**Challenge:**
Type out every line below exactly as it reads.

>> START Records for the task

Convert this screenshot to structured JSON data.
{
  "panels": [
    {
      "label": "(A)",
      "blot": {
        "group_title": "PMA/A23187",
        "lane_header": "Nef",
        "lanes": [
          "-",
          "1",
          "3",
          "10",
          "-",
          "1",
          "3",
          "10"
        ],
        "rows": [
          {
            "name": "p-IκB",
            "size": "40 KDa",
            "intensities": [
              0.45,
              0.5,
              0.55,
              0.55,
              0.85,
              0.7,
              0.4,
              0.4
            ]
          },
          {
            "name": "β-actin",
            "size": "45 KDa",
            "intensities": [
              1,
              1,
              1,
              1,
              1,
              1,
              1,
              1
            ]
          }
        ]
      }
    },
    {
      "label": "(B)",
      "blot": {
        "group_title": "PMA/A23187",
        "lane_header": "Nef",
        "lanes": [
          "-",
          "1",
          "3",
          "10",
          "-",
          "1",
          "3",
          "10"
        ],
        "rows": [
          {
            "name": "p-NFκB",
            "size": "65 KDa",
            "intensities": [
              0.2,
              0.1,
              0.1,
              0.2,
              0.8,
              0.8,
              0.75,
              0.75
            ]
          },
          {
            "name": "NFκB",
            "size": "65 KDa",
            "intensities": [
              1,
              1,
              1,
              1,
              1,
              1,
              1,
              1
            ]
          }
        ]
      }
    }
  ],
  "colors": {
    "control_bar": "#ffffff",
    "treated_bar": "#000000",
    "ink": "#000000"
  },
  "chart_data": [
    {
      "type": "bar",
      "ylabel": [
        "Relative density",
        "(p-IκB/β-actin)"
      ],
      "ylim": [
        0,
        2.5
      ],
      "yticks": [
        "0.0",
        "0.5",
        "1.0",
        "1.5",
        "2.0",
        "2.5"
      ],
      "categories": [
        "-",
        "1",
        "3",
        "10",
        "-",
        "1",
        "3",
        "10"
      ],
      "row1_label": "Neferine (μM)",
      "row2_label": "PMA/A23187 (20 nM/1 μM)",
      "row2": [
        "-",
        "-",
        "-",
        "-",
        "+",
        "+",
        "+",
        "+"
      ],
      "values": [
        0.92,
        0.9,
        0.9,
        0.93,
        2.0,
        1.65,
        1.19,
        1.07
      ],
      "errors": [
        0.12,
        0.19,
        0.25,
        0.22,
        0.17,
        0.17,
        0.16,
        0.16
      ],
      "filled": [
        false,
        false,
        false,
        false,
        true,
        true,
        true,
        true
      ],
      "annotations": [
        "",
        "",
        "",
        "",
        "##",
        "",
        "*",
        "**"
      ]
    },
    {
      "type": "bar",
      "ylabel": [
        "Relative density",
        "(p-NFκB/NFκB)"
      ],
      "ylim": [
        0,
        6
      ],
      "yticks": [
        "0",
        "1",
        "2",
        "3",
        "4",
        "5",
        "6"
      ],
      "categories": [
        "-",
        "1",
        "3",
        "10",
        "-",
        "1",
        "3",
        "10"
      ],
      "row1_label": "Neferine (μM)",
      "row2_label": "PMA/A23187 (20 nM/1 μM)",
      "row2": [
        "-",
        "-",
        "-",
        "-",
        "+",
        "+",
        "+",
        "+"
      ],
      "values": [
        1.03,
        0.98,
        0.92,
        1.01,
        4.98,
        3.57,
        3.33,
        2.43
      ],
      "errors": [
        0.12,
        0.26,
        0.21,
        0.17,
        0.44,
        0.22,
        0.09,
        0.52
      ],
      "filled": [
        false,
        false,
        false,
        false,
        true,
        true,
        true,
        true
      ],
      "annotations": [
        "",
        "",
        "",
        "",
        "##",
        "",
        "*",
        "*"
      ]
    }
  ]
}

>> END Records for the task

**Result of the exercise:**
Convert this screenshot to structured JSON data.
{
  "panels": [
    {
      "label": "(A)",
      "blot": {
        "group_title": "PMA/A23187",
        "lane_header": "Nef",
        "lanes": [
          "-",
          "1",
          "3",
          "10",
          "-",
          "1",
          "3",
          "10"
        ],
        "rows": [
          {
            "name": "p-IκB",
            "size": "40 KDa",
            "intensities": [
              0.45,
              0.5,
              0.55,
              0.55,
              0.85,
              0.7,
              0.4,
              0.4
            ]
          },
          {
            "name": "β-actin",
            "size": "45 KDa",
            "intensities": [
              1,
              1,
              1,
              1,
              1,
              1,
              1,
              1
            ]
          }
        ]
      }
    },
    {
      "label": "(B)",
      "blot": {
        "group_title": "PMA/A23187",
        "lane_header": "Nef",
        "lanes": [
          "-",
          "1",
          "3",
          "10",
          "-",
          "1",
          "3",
          "10"
        ],
        "rows": [
          {
            "name": "p-NFκB",
            "size": "65 KDa",
            "intensities": [
              0.2,
              0.1,
              0.1,
              0.2,
              0.8,
              0.8,
              0.75,
              0.75
            ]
          },
          {
            "name": "NFκB",
            "size": "65 KDa",
            "intensities": [
              1,
              1,
              1,
              1,
              1,
              1,
              1,
              1
            ]
          }
        ]
      }
    }
  ],
  "colors": {
    "control_bar": "#ffffff",
    "treated_bar": "#000000",
    "ink": "#000000"
  },
  "chart_data": [
    {
      "type": "bar",
      "ylabel": [
        "Relative density",
        "(p-IκB/β-actin)"
      ],
      "ylim": [
        0,
        2.5
      ],
      "yticks": [
        "0.0",
        "0.5",
        "1.0",
        "1.5",
        "2.0",
        "2.5"
      ],
      "categories": [
        "-",
        "1",
        "3",
        "10",
        "-",
        "1",
        "3",
        "10"
      ],
      "row1_label": "Neferine (μM)",
      "row2_label": "PMA/A23187 (20 nM/1 μM)",
      "row2": [
        "-",
        "-",
        "-",
        "-",
        "+",
        "+",
        "+",
        "+"
      ],
      "values": [
        0.92,
        0.9,
        0.9,
        0.93,
        2.0,
        1.65,
        1.19,
        1.07
      ],
      "errors": [
        0.12,
        0.19,
        0.25,
        0.22,
        0.17,
        0.17,
        0.16,
        0.16
      ],
      "filled": [
        false,
        false,
        false,
        false,
        true,
        true,
        true,
        true
      ],
      "annotations": [
        "",
        "",
        "",
        "",
        "##",
        "",
        "*",
        "**"
      ]
    },
    {
      "type": "bar",
      "ylabel": [
        "Relative density",
        "(p-NFκB/NFκB)"
      ],
      "ylim": [
        0,
        6
      ],
      "yticks": [
        "0",
        "1",
        "2",
        "3",
        "4",
        "5",
        "6"
      ],
      "categories": [
        "-",
        "1",
        "3",
        "10",
        "-",
        "1",
        "3",
        "10"
      ],
      "row1_label": "Neferine (μM)",
      "row2_label": "PMA/A23187 (20 nM/1 μM)",
      "row2": [
        "-",
        "-",
        "-",
        "-",
        "+",
        "+",
        "+",
        "+"
      ],
      "values": [
        1.03,
        0.98,
        0.92,
        1.01,
        4.98,
        3.57,
        3.33,
        2.43
      ],
      "errors": [
        0.12,
        0.26,
        0.21,
        0.17,
        0.44,
        0.22,
        0.09,
        0.52
      ],
      "filled": [
        false,
        false,
        false,
        false,
        true,
        true,
        true,
        true
      ],
      "annotations": [
        "",
        "",
        "",
        "",
        "##",
        "",
        "*",
        "*"
      ]
    }
  ]
}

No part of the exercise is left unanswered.